● What to do
Give only a count of the lines that include the string "Stanglin".

** begin **

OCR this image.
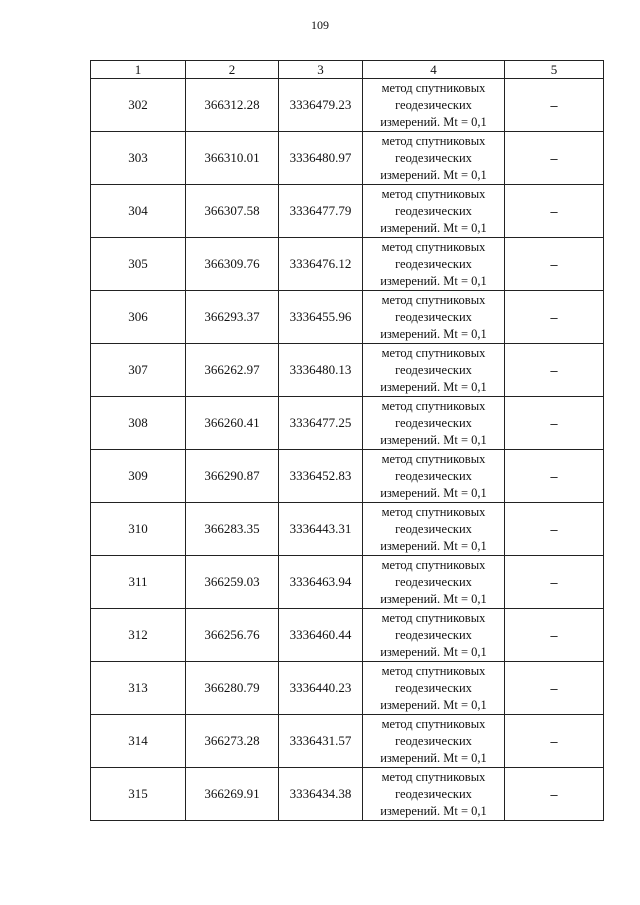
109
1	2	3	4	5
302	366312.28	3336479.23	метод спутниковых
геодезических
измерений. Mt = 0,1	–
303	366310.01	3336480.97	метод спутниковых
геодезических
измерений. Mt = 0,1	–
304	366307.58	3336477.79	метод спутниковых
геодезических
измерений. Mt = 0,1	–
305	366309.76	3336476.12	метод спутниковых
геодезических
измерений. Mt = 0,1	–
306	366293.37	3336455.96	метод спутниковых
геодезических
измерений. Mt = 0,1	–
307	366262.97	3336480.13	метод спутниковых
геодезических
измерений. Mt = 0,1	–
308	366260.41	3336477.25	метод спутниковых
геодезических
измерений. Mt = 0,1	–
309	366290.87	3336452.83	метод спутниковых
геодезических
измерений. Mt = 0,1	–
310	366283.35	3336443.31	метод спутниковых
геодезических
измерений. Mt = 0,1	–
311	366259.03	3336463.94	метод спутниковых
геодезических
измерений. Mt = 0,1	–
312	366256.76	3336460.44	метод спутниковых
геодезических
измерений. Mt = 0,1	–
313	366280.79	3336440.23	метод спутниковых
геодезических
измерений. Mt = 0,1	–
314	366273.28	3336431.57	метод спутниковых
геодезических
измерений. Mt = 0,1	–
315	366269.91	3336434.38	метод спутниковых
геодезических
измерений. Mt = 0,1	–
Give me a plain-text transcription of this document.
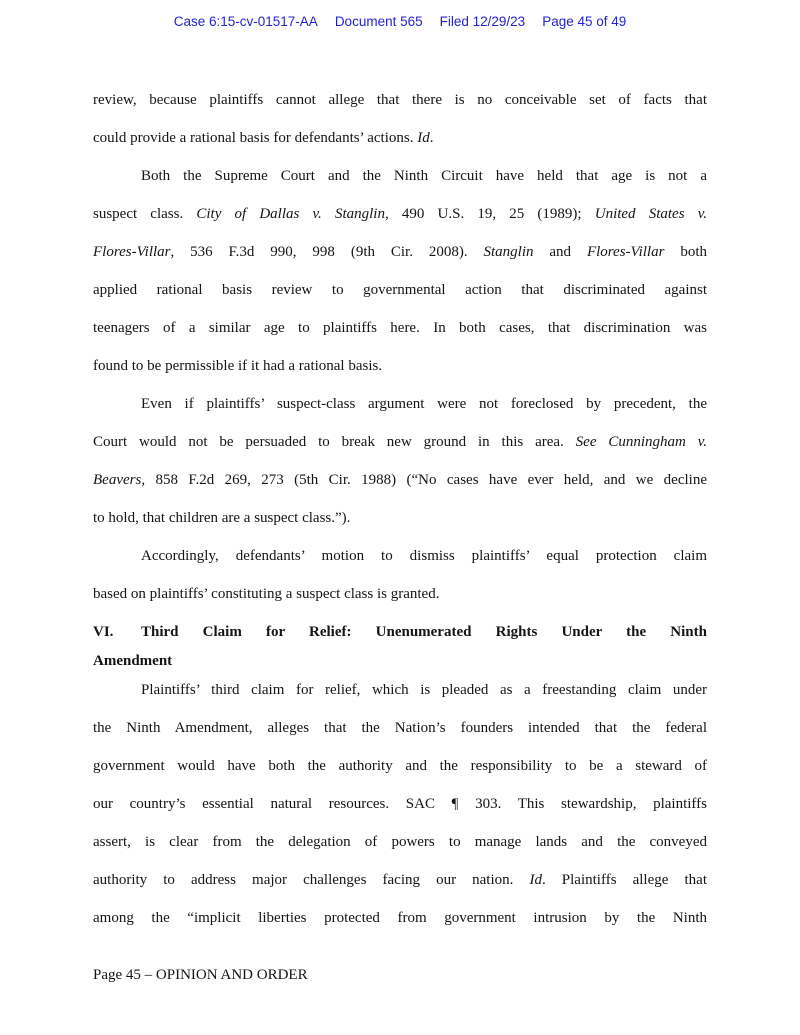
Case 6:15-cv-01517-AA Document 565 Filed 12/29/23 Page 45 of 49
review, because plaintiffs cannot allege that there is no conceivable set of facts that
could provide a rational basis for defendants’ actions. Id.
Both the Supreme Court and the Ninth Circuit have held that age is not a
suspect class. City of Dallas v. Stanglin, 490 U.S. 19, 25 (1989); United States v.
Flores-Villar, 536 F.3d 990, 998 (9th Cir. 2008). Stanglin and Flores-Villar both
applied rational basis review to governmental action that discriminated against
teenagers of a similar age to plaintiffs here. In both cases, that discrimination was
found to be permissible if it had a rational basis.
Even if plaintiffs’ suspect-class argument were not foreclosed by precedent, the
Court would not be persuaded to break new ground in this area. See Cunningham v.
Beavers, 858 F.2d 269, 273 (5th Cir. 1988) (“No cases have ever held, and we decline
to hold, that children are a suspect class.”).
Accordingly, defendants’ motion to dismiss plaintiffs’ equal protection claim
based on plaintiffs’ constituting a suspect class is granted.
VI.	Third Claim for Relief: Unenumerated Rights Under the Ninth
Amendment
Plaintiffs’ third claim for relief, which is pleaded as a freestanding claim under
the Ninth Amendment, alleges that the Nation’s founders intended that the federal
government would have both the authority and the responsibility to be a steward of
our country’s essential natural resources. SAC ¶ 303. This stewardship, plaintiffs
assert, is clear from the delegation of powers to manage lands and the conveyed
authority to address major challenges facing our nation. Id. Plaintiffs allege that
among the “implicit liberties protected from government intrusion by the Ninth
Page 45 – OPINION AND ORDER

** end **

● In response
2